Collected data
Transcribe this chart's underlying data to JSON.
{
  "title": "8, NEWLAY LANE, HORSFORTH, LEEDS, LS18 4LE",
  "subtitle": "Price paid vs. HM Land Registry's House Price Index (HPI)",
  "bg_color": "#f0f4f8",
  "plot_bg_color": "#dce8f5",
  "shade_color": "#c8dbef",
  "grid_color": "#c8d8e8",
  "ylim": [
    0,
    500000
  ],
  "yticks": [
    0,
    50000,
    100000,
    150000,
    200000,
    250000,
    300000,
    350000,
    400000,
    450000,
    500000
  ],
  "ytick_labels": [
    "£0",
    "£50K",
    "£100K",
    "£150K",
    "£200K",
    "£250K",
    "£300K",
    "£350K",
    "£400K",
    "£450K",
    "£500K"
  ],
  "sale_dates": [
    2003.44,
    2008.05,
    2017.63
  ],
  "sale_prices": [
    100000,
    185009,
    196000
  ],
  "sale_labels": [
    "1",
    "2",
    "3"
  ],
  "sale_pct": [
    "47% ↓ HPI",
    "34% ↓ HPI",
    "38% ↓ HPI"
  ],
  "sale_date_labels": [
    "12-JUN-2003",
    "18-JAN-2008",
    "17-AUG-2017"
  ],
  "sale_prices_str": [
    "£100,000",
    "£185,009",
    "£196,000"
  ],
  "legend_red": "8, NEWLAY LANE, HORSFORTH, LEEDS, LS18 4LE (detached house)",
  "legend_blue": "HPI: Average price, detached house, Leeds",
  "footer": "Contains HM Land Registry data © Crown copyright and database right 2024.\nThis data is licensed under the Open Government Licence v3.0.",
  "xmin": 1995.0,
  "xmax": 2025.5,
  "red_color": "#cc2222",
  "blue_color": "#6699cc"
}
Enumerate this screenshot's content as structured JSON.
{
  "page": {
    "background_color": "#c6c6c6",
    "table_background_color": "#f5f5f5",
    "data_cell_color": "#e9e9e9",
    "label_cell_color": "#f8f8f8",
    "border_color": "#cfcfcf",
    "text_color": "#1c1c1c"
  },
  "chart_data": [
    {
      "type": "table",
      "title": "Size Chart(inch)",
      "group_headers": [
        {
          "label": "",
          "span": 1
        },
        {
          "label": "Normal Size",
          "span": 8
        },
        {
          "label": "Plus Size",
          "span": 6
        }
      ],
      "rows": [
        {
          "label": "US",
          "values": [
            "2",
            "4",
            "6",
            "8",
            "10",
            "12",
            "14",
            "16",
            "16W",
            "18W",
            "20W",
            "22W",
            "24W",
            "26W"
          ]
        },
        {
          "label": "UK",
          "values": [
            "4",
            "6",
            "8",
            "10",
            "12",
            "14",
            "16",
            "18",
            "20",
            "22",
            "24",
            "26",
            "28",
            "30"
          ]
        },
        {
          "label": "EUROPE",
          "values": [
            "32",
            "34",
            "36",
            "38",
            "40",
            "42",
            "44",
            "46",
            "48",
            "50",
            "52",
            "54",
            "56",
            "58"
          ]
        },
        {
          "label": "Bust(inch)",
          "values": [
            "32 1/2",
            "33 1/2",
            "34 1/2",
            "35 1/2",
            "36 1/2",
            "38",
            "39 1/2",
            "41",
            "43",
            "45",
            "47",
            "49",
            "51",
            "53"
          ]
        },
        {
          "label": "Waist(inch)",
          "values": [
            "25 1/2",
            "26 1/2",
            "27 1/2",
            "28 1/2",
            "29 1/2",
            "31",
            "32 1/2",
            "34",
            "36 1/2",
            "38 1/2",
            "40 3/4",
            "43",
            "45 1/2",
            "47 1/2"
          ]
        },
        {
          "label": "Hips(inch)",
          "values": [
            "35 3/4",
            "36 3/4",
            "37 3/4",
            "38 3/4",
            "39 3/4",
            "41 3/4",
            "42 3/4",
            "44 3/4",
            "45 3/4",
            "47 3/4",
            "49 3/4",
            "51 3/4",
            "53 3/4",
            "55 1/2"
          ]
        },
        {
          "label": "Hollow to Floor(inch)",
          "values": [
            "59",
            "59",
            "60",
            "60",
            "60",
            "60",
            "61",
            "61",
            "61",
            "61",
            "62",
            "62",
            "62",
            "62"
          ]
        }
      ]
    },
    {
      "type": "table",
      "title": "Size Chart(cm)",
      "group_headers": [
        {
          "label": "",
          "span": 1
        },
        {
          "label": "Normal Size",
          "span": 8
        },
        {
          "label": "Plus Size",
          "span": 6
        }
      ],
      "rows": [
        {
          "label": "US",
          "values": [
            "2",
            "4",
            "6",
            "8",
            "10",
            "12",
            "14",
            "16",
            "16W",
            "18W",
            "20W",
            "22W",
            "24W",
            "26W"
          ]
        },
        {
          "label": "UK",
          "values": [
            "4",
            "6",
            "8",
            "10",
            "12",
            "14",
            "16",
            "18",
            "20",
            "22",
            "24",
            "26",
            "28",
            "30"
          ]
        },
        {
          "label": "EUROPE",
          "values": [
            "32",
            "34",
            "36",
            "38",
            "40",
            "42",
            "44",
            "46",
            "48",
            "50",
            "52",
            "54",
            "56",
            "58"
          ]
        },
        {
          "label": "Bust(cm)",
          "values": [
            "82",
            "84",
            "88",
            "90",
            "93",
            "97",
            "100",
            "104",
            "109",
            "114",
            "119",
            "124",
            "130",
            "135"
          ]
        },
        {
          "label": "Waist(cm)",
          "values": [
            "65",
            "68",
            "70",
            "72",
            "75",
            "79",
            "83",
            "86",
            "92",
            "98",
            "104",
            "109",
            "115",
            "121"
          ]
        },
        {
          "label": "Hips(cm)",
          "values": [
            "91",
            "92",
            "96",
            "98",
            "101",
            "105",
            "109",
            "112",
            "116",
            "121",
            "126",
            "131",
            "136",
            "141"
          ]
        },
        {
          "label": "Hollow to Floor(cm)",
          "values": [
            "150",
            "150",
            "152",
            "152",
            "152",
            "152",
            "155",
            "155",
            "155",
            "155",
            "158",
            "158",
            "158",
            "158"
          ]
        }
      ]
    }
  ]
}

> **Do this**: Set down the entries verbatim, leaving none out.

> **Response to this task**:
Transcribe this chart's underlying data to JSON.
{
  "title": "8, NEWLAY LANE, HORSFORTH, LEEDS, LS18 4LE",
  "subtitle": "Price paid vs. HM Land Registry's House Price Index (HPI)",
  "bg_color": "#f0f4f8",
  "plot_bg_color": "#dce8f5",
  "shade_color": "#c8dbef",
  "grid_color": "#c8d8e8",
  "ylim": [
    0,
    500000
  ],
  "yticks": [
    0,
    50000,
    100000,
    150000,
    200000,
    250000,
    300000,
    350000,
    400000,
    450000,
    500000
  ],
  "ytick_labels": [
    "£0",
    "£50K",
    "£100K",
    "£150K",
    "£200K",
    "£250K",
    "£300K",
    "£350K",
    "£400K",
    "£450K",
    "£500K"
  ],
  "sale_dates": [
    2003.44,
    2008.05,
    2017.63
  ],
  "sale_prices": [
    100000,
    185009,
    196000
  ],
  "sale_labels": [
    "1",
    "2",
    "3"
  ],
  "sale_pct": [
    "47% ↓ HPI",
    "34% ↓ HPI",
    "38% ↓ HPI"
  ],
  "sale_date_labels": [
    "12-JUN-2003",
    "18-JAN-2008",
    "17-AUG-2017"
  ],
  "sale_prices_str": [
    "£100,000",
    "£185,009",
    "£196,000"
  ],
  "legend_red": "8, NEWLAY LANE, HORSFORTH, LEEDS, LS18 4LE (detached house)",
  "legend_blue": "HPI: Average price, detached house, Leeds",
  "footer": "Contains HM Land Registry data © Crown copyright and database right 2024.\nThis data is licensed under the Open Government Licence v3.0.",
  "xmin": 1995.0,
  "xmax": 2025.5,
  "red_color": "#cc2222",
  "blue_color": "#6699cc"
}
Enumerate this screenshot's content as structured JSON.
{
  "page": {
    "background_color": "#c6c6c6",
    "table_background_color": "#f5f5f5",
    "data_cell_color": "#e9e9e9",
    "label_cell_color": "#f8f8f8",
    "border_color": "#cfcfcf",
    "text_color": "#1c1c1c"
  },
  "chart_data": [
    {
      "type": "table",
      "title": "Size Chart(inch)",
      "group_headers": [
        {
          "label": "",
          "span": 1
        },
        {
          "label": "Normal Size",
          "span": 8
        },
        {
          "label": "Plus Size",
          "span": 6
        }
      ],
      "rows": [
        {
          "label": "US",
          "values": [
            "2",
            "4",
            "6",
            "8",
            "10",
            "12",
            "14",
            "16",
            "16W",
            "18W",
            "20W",
            "22W",
            "24W",
            "26W"
          ]
        },
        {
          "label": "UK",
          "values": [
            "4",
            "6",
            "8",
            "10",
            "12",
            "14",
            "16",
            "18",
            "20",
            "22",
            "24",
            "26",
            "28",
            "30"
          ]
        },
        {
          "label": "EUROPE",
          "values": [
            "32",
            "34",
            "36",
            "38",
            "40",
            "42",
            "44",
            "46",
            "48",
            "50",
            "52",
            "54",
            "56",
            "58"
          ]
        },
        {
          "label": "Bust(inch)",
          "values": [
            "32 1/2",
            "33 1/2",
            "34 1/2",
            "35 1/2",
            "36 1/2",
            "38",
            "39 1/2",
            "41",
            "43",
            "45",
            "47",
            "49",
            "51",
            "53"
          ]
        },
        {
          "label": "Waist(inch)",
          "values": [
            "25 1/2",
            "26 1/2",
            "27 1/2",
            "28 1/2",
            "29 1/2",
            "31",
            "32 1/2",
            "34",
            "36 1/2",
            "38 1/2",
            "40 3/4",
            "43",
            "45 1/2",
            "47 1/2"
          ]
        },
        {
          "label": "Hips(inch)",
          "values": [
            "35 3/4",
            "36 3/4",
            "37 3/4",
            "38 3/4",
            "39 3/4",
            "41 3/4",
            "42 3/4",
            "44 3/4",
            "45 3/4",
            "47 3/4",
            "49 3/4",
            "51 3/4",
            "53 3/4",
            "55 1/2"
          ]
        },
        {
          "label": "Hollow to Floor(inch)",
          "values": [
            "59",
            "59",
            "60",
            "60",
            "60",
            "60",
            "61",
            "61",
            "61",
            "61",
            "62",
            "62",
            "62",
            "62"
          ]
        }
      ]
    },
    {
      "type": "table",
      "title": "Size Chart(cm)",
      "group_headers": [
        {
          "label": "",
          "span": 1
        },
        {
          "label": "Normal Size",
          "span": 8
        },
        {
          "label": "Plus Size",
          "span": 6
        }
      ],
      "rows": [
        {
          "label": "US",
          "values": [
            "2",
            "4",
            "6",
            "8",
            "10",
            "12",
            "14",
            "16",
            "16W",
            "18W",
            "20W",
            "22W",
            "24W",
            "26W"
          ]
        },
        {
          "label": "UK",
          "values": [
            "4",
            "6",
            "8",
            "10",
            "12",
            "14",
            "16",
            "18",
            "20",
            "22",
            "24",
            "26",
            "28",
            "30"
          ]
        },
        {
          "label": "EUROPE",
          "values": [
            "32",
            "34",
            "36",
            "38",
            "40",
            "42",
            "44",
            "46",
            "48",
            "50",
            "52",
            "54",
            "56",
            "58"
          ]
        },
        {
          "label": "Bust(cm)",
          "values": [
            "82",
            "84",
            "88",
            "90",
            "93",
            "97",
            "100",
            "104",
            "109",
            "114",
            "119",
            "124",
            "130",
            "135"
          ]
        },
        {
          "label": "Waist(cm)",
          "values": [
            "65",
            "68",
            "70",
            "72",
            "75",
            "79",
            "83",
            "86",
            "92",
            "98",
            "104",
            "109",
            "115",
            "121"
          ]
        },
        {
          "label": "Hips(cm)",
          "values": [
            "91",
            "92",
            "96",
            "98",
            "101",
            "105",
            "109",
            "112",
            "116",
            "121",
            "126",
            "131",
            "136",
            "141"
          ]
        },
        {
          "label": "Hollow to Floor(cm)",
          "values": [
            "150",
            "150",
            "152",
            "152",
            "152",
            "152",
            "155",
            "155",
            "155",
            "155",
            "158",
            "158",
            "158",
            "158"
          ]
        }
      ]
    }
  ]
}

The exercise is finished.